__Set task__
In the records that follow, show each line where the word "الدولي" is present.

__Data listing__
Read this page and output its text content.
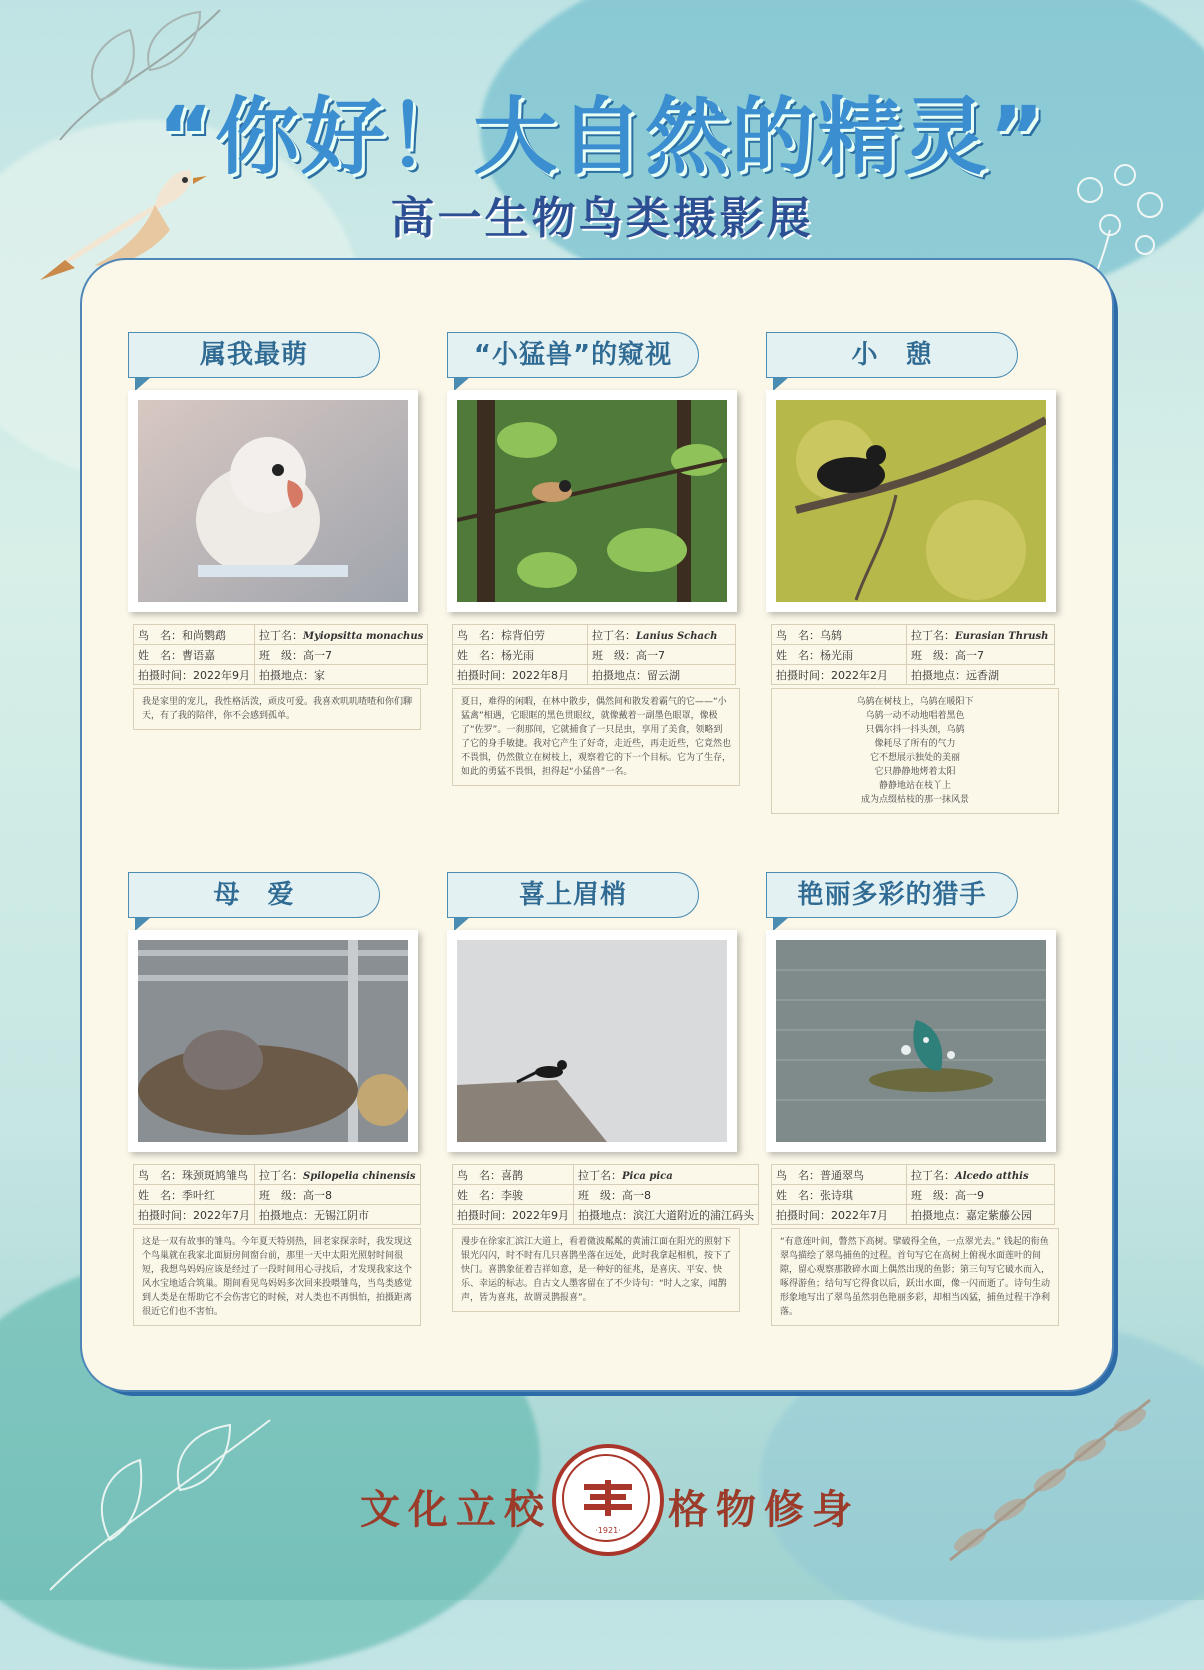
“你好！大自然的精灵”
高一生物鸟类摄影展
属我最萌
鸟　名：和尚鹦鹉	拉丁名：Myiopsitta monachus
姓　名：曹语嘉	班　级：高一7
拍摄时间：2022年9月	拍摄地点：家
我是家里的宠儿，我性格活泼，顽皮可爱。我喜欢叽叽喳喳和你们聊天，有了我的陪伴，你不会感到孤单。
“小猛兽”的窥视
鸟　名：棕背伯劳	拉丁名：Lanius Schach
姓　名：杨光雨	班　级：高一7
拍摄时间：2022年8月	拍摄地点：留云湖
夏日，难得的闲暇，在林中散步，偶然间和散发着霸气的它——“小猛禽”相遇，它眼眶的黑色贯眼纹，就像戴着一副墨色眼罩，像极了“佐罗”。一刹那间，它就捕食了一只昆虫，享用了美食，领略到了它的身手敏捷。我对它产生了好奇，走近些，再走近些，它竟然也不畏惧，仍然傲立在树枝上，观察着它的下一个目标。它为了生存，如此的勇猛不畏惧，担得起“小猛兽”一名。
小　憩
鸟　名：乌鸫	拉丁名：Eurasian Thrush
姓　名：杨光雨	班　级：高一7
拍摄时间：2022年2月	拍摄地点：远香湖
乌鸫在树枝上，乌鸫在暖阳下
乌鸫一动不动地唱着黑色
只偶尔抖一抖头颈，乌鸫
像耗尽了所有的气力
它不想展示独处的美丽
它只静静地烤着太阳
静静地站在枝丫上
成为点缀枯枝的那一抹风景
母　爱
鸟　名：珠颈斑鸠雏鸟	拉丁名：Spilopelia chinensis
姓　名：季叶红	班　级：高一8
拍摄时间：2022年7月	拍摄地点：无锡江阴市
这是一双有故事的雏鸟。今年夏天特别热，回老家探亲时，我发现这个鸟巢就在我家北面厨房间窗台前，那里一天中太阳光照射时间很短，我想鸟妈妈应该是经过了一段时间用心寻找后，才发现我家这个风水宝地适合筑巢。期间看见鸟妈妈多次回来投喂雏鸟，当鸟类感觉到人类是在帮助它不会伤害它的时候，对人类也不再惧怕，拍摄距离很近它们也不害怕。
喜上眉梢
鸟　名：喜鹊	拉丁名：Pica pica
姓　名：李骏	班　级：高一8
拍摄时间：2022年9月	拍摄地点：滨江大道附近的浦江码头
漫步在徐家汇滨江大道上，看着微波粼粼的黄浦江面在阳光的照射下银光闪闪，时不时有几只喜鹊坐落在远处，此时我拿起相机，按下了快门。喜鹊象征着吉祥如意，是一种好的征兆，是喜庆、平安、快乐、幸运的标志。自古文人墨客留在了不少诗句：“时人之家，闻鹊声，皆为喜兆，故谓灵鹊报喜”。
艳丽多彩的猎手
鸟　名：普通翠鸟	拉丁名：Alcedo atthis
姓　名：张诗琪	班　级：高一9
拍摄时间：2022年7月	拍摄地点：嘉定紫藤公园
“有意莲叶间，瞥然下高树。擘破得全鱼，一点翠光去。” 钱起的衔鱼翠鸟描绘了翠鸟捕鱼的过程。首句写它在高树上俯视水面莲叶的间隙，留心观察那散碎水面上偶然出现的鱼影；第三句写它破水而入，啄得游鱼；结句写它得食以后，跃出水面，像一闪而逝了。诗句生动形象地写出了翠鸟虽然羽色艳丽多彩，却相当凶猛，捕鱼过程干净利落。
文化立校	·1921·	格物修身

---

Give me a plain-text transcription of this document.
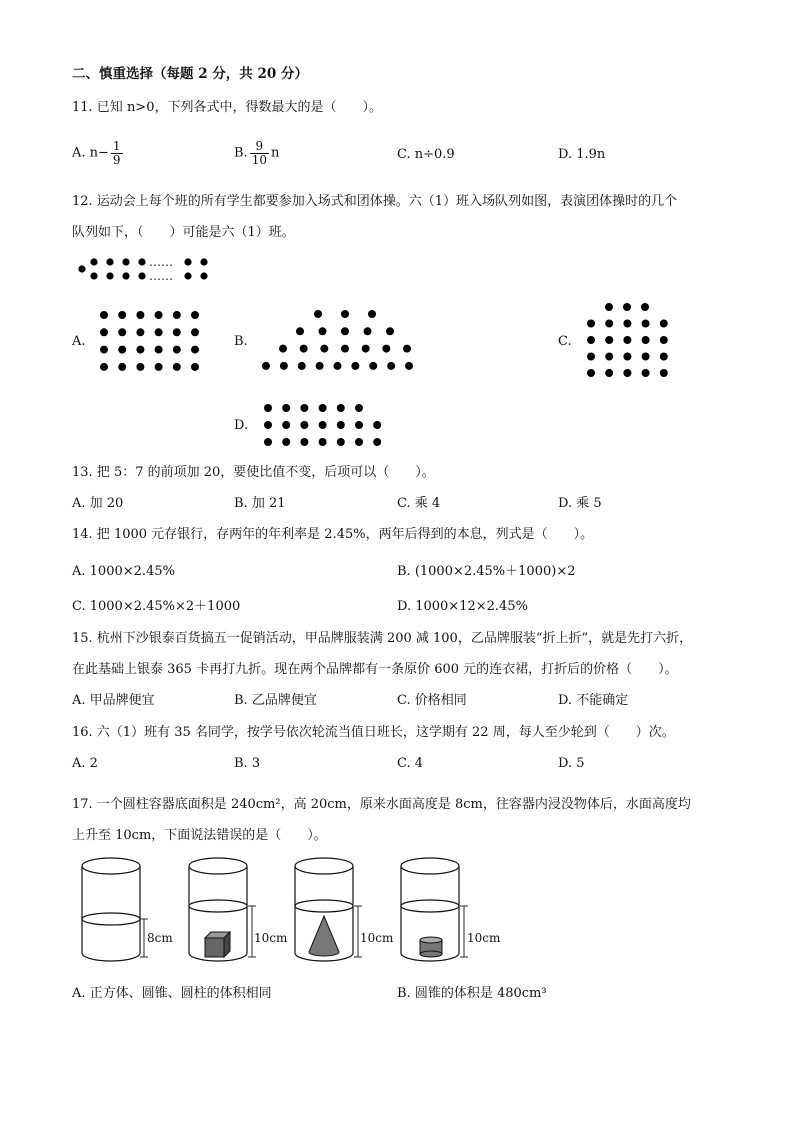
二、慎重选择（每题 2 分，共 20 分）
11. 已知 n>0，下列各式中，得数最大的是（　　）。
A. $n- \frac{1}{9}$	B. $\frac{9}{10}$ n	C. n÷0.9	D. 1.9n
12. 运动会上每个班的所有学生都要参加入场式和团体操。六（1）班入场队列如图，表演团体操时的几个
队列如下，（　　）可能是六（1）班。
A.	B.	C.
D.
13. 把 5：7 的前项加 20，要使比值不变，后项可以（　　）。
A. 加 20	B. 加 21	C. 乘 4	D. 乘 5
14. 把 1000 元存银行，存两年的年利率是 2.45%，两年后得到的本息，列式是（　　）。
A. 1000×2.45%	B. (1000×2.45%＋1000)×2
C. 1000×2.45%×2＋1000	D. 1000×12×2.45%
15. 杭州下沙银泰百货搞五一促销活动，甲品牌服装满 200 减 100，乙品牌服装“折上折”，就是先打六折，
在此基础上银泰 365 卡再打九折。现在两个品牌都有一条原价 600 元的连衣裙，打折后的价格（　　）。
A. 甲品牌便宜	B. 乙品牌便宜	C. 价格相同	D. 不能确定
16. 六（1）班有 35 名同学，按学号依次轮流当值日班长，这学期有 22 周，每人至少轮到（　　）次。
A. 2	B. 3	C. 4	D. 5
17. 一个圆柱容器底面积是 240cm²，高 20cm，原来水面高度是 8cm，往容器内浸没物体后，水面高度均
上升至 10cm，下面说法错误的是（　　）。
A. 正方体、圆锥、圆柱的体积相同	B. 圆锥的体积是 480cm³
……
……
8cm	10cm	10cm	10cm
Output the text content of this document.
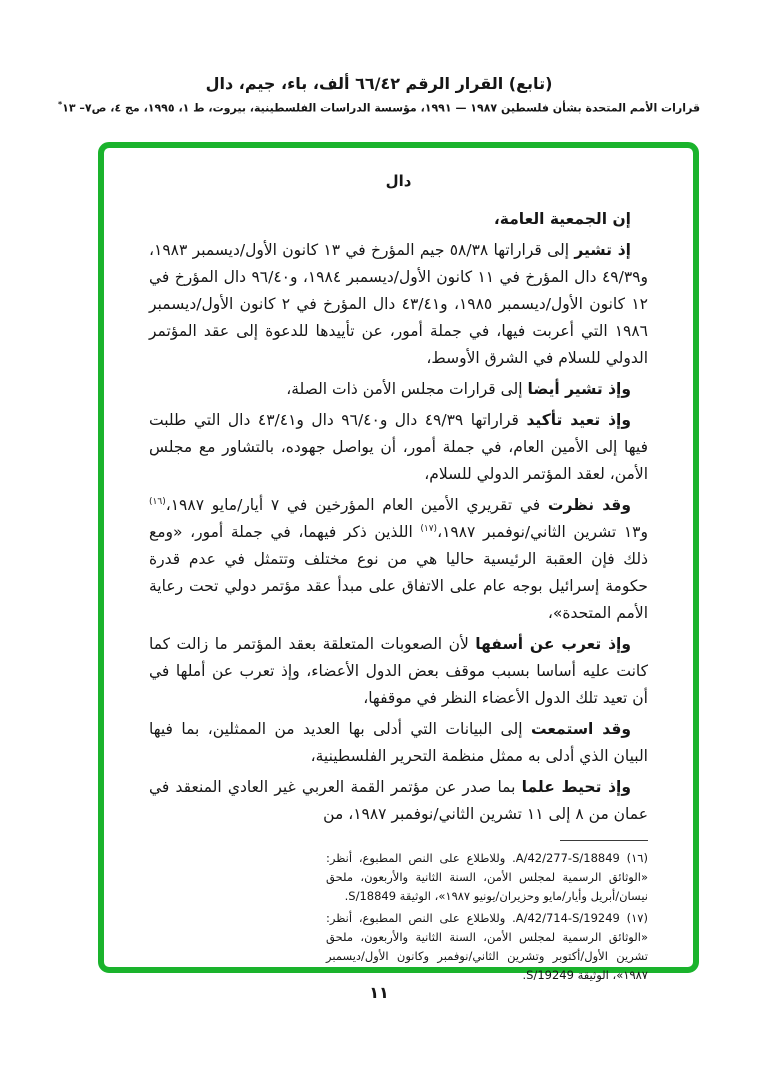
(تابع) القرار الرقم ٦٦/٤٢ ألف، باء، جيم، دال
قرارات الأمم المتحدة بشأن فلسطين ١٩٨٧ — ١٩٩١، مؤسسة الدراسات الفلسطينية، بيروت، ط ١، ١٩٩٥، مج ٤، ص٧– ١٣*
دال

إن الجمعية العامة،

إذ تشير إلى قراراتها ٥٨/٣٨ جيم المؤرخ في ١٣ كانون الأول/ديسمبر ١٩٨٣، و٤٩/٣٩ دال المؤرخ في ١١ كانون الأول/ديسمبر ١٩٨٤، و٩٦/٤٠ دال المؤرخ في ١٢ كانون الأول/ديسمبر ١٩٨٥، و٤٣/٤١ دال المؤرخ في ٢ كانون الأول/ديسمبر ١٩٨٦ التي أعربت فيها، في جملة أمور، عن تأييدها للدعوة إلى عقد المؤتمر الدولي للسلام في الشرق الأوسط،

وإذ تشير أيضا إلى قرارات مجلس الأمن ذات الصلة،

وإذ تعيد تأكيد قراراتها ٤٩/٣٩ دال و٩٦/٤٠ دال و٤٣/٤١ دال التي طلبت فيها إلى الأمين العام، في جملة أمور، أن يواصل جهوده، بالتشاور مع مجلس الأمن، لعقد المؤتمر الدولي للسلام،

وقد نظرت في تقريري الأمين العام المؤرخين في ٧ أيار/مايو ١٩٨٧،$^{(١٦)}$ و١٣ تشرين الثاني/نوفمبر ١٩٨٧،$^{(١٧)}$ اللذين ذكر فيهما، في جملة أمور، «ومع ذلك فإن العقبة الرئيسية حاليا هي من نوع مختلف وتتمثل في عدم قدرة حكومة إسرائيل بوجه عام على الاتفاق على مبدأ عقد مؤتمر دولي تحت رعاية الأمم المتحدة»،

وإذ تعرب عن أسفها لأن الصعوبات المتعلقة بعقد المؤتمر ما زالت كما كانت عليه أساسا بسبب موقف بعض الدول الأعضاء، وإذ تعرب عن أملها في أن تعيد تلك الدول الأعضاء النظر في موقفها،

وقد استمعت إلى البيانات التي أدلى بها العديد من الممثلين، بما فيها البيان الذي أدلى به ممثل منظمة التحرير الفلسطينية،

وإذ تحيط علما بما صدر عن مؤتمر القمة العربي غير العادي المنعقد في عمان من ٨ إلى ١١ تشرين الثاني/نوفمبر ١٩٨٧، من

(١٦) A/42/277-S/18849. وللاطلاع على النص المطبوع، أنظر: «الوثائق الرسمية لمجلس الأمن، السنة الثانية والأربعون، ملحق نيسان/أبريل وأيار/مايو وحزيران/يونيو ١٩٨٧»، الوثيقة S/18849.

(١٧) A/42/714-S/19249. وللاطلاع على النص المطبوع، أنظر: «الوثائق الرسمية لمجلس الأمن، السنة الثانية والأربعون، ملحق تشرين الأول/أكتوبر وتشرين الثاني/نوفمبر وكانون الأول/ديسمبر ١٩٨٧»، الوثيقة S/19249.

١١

__Task solution__
إذ تشير إلى قراراتها ٥٨/٣٨ جيم المؤرخ في ١٣ كانون الأول/ديسمبر ١٩٨٣، و٤٩/٣٩ دال المؤرخ في ١١ كانون الأول/ديسمبر ١٩٨٤، و٩٦/٤٠ دال المؤرخ في ١٢ كانون الأول/ديسمبر ١٩٨٥، و٤٣/٤١ دال المؤرخ في ٢ كانون الأول/ديسمبر ١٩٨٦ التي أعربت فيها، في جملة أمور، عن تأييدها للدعوة إلى عقد المؤتمر الدولي للسلام في الشرق الأوسط،
وإذ تعيد تأكيد قراراتها ٤٩/٣٩ دال و٩٦/٤٠ دال و٤٣/٤١ دال التي طلبت فيها إلى الأمين العام، في جملة أمور، أن يواصل جهوده، بالتشاور مع مجلس الأمن، لعقد المؤتمر الدولي للسلام،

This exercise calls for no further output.